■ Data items
.....
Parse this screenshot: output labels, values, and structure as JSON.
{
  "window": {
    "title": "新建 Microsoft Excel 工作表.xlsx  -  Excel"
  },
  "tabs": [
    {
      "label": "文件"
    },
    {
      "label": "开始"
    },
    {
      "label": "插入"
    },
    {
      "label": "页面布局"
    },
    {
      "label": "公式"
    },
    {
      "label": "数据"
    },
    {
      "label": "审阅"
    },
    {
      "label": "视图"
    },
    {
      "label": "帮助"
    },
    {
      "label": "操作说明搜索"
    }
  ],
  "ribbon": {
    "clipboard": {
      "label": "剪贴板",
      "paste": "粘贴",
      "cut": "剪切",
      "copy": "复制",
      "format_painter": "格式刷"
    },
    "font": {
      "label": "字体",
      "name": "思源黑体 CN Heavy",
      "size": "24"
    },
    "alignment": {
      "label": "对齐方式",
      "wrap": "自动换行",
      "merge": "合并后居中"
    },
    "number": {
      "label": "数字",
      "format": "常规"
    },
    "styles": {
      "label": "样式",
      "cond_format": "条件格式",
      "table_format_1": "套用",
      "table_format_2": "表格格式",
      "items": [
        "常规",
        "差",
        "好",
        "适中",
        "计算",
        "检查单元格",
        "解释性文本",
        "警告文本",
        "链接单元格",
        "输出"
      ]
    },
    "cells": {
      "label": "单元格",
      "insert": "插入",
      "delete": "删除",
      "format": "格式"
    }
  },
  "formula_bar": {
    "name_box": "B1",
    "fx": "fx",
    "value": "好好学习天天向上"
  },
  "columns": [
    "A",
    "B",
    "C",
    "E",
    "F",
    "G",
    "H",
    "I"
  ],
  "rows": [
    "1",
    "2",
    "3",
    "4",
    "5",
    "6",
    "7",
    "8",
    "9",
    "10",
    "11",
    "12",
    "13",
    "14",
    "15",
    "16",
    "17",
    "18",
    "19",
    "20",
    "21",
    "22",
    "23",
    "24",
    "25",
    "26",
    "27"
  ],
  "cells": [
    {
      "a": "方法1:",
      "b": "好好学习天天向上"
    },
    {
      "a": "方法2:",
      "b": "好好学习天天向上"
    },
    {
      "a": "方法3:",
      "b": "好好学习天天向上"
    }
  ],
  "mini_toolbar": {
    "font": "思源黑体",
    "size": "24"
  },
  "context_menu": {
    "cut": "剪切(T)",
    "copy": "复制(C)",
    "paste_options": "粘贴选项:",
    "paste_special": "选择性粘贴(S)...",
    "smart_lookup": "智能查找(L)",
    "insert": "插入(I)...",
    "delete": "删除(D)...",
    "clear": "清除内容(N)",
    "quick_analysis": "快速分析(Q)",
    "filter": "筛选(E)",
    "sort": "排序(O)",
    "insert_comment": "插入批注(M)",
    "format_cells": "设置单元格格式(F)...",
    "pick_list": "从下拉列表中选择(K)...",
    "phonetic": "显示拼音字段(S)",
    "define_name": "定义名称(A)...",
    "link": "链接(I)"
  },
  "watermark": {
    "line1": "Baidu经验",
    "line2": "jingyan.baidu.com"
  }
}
.....
■ Work to be completed
Output every line above without altering anything.

■ Answer to the exercise
Parse this screenshot: output labels, values, and structure as JSON.
{
  "window": {
    "title": "新建 Microsoft Excel 工作表.xlsx  -  Excel"
  },
  "tabs": [
    {
      "label": "文件"
    },
    {
      "label": "开始"
    },
    {
      "label": "插入"
    },
    {
      "label": "页面布局"
    },
    {
      "label": "公式"
    },
    {
      "label": "数据"
    },
    {
      "label": "审阅"
    },
    {
      "label": "视图"
    },
    {
      "label": "帮助"
    },
    {
      "label": "操作说明搜索"
    }
  ],
  "ribbon": {
    "clipboard": {
      "label": "剪贴板",
      "paste": "粘贴",
      "cut": "剪切",
      "copy": "复制",
      "format_painter": "格式刷"
    },
    "font": {
      "label": "字体",
      "name": "思源黑体 CN Heavy",
      "size": "24"
    },
    "alignment": {
      "label": "对齐方式",
      "wrap": "自动换行",
      "merge": "合并后居中"
    },
    "number": {
      "label": "数字",
      "format": "常规"
    },
    "styles": {
      "label": "样式",
      "cond_format": "条件格式",
      "table_format_1": "套用",
      "table_format_2": "表格格式",
      "items": [
        "常规",
        "差",
        "好",
        "适中",
        "计算",
        "检查单元格",
        "解释性文本",
        "警告文本",
        "链接单元格",
        "输出"
      ]
    },
    "cells": {
      "label": "单元格",
      "insert": "插入",
      "delete": "删除",
      "format": "格式"
    }
  },
  "formula_bar": {
    "name_box": "B1",
    "fx": "fx",
    "value": "好好学习天天向上"
  },
  "columns": [
    "A",
    "B",
    "C",
    "E",
    "F",
    "G",
    "H",
    "I"
  ],
  "rows": [
    "1",
    "2",
    "3",
    "4",
    "5",
    "6",
    "7",
    "8",
    "9",
    "10",
    "11",
    "12",
    "13",
    "14",
    "15",
    "16",
    "17",
    "18",
    "19",
    "20",
    "21",
    "22",
    "23",
    "24",
    "25",
    "26",
    "27"
  ],
  "cells": [
    {
      "a": "方法1:",
      "b": "好好学习天天向上"
    },
    {
      "a": "方法2:",
      "b": "好好学习天天向上"
    },
    {
      "a": "方法3:",
      "b": "好好学习天天向上"
    }
  ],
  "mini_toolbar": {
    "font": "思源黑体",
    "size": "24"
  },
  "context_menu": {
    "cut": "剪切(T)",
    "copy": "复制(C)",
    "paste_options": "粘贴选项:",
    "paste_special": "选择性粘贴(S)...",
    "smart_lookup": "智能查找(L)",
    "insert": "插入(I)...",
    "delete": "删除(D)...",
    "clear": "清除内容(N)",
    "quick_analysis": "快速分析(Q)",
    "filter": "筛选(E)",
    "sort": "排序(O)",
    "insert_comment": "插入批注(M)",
    "format_cells": "设置单元格格式(F)...",
    "pick_list": "从下拉列表中选择(K)...",
    "phonetic": "显示拼音字段(S)",
    "define_name": "定义名称(A)...",
    "link": "链接(I)"
  },
  "watermark": {
    "line1": "Baidu经验",
    "line2": "jingyan.baidu.com"
  }
}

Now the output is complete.